[AVAILABLE DATA start]

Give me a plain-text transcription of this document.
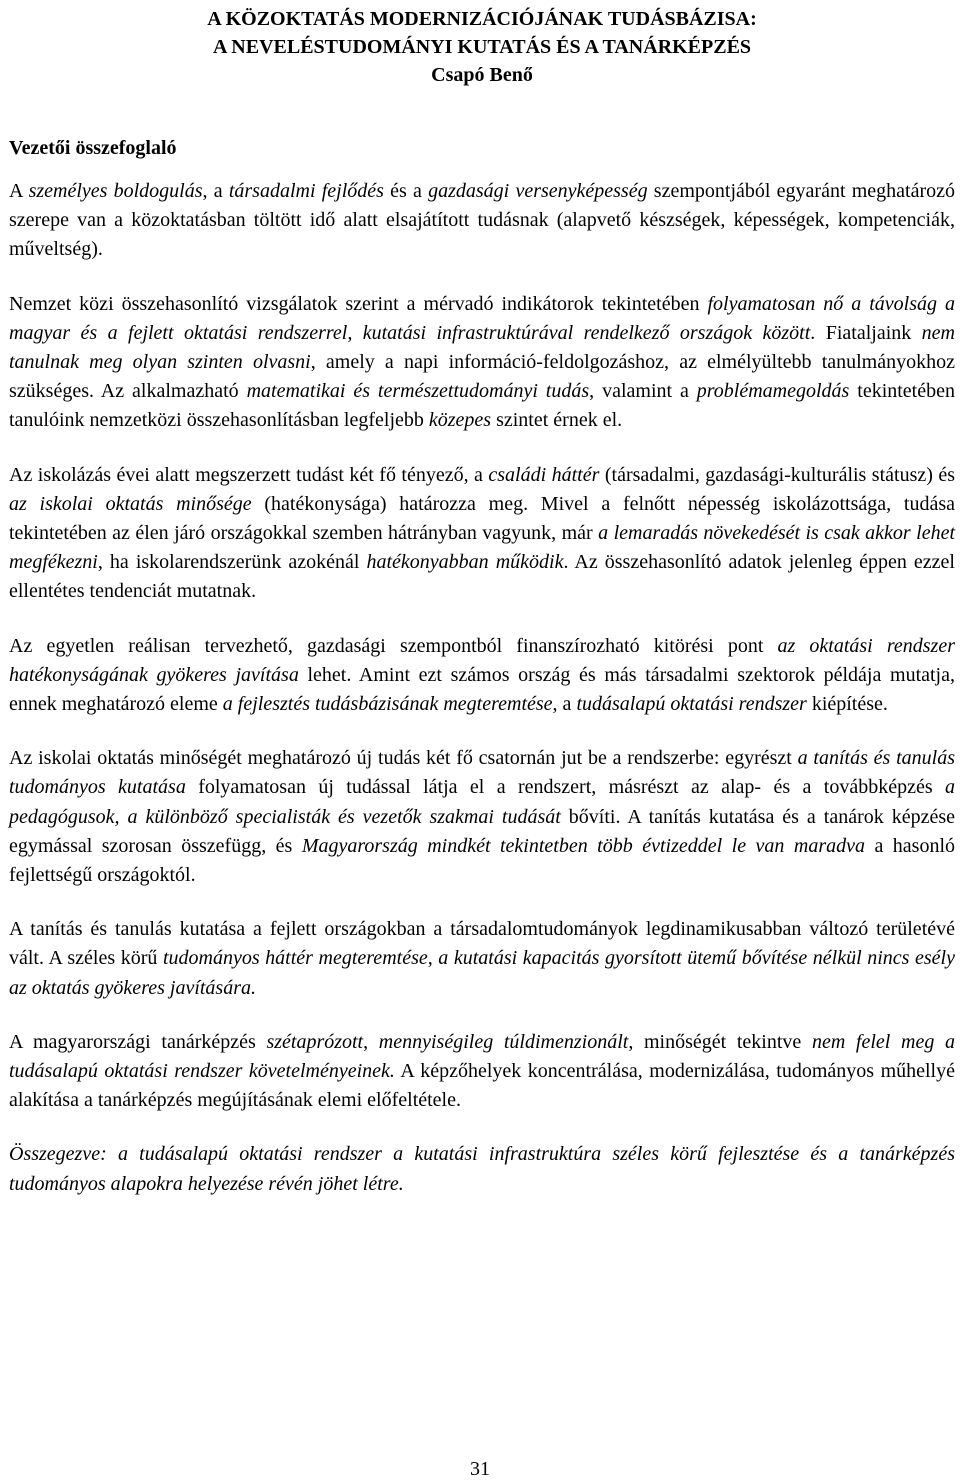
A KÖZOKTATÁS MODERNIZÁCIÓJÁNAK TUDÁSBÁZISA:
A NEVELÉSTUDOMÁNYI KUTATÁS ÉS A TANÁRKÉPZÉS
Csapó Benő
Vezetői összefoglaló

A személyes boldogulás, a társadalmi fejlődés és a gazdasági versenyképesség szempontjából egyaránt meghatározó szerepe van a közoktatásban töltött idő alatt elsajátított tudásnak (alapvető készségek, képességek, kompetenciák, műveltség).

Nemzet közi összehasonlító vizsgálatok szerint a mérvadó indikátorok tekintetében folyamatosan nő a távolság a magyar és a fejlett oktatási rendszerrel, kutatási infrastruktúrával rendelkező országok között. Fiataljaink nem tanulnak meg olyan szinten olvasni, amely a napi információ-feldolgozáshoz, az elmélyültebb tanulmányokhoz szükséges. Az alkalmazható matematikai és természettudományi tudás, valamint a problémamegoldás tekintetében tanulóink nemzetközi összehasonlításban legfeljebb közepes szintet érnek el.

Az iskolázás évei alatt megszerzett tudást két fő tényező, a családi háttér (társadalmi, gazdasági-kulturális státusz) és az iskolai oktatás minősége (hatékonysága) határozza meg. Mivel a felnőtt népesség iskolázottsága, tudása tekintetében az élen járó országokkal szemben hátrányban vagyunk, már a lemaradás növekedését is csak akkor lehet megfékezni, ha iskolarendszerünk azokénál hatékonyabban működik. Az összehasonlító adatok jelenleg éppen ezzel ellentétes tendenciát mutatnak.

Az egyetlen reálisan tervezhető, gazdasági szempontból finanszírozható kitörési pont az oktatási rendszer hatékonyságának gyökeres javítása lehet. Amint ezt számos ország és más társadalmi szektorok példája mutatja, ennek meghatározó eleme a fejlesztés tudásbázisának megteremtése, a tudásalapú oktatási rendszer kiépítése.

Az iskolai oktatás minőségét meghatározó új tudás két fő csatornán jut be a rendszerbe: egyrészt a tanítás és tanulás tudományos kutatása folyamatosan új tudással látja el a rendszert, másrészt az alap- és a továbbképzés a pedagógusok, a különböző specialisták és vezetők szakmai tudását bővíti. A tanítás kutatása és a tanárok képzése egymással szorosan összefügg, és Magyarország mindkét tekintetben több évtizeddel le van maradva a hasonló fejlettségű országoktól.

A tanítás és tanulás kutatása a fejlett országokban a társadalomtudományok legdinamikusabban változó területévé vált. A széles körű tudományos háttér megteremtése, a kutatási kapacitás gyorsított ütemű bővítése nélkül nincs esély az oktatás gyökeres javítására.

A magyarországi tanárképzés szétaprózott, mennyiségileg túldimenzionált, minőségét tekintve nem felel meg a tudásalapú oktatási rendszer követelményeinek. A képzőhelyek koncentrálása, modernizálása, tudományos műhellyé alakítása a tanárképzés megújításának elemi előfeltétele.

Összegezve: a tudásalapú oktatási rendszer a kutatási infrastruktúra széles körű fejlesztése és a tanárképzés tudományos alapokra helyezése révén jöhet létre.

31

[AVAILABLE DATA end]

• WORK TO DO: Check each line of the entries above for the word "gyökeres". List the ones that have it.

• WRITTEN SOLUTION:
Az egyetlen reálisan tervezhető, gazdasági szempontból finanszírozható kitörési pont az oktatási rendszer hatékonyságának gyökeres javítása lehet. Amint ezt számos ország és más társadalmi szektorok példája mutatja, ennek meghatározó eleme a fejlesztés tudásbázisának megteremtése, a tudásalapú oktatási rendszer kiépítése.
A tanítás és tanulás kutatása a fejlett országokban a társadalomtudományok legdinamikusabban változó területévé vált. A széles körű tudományos háttér megteremtése, a kutatási kapacitás gyorsított ütemű bővítése nélkül nincs esély az oktatás gyökeres javítására.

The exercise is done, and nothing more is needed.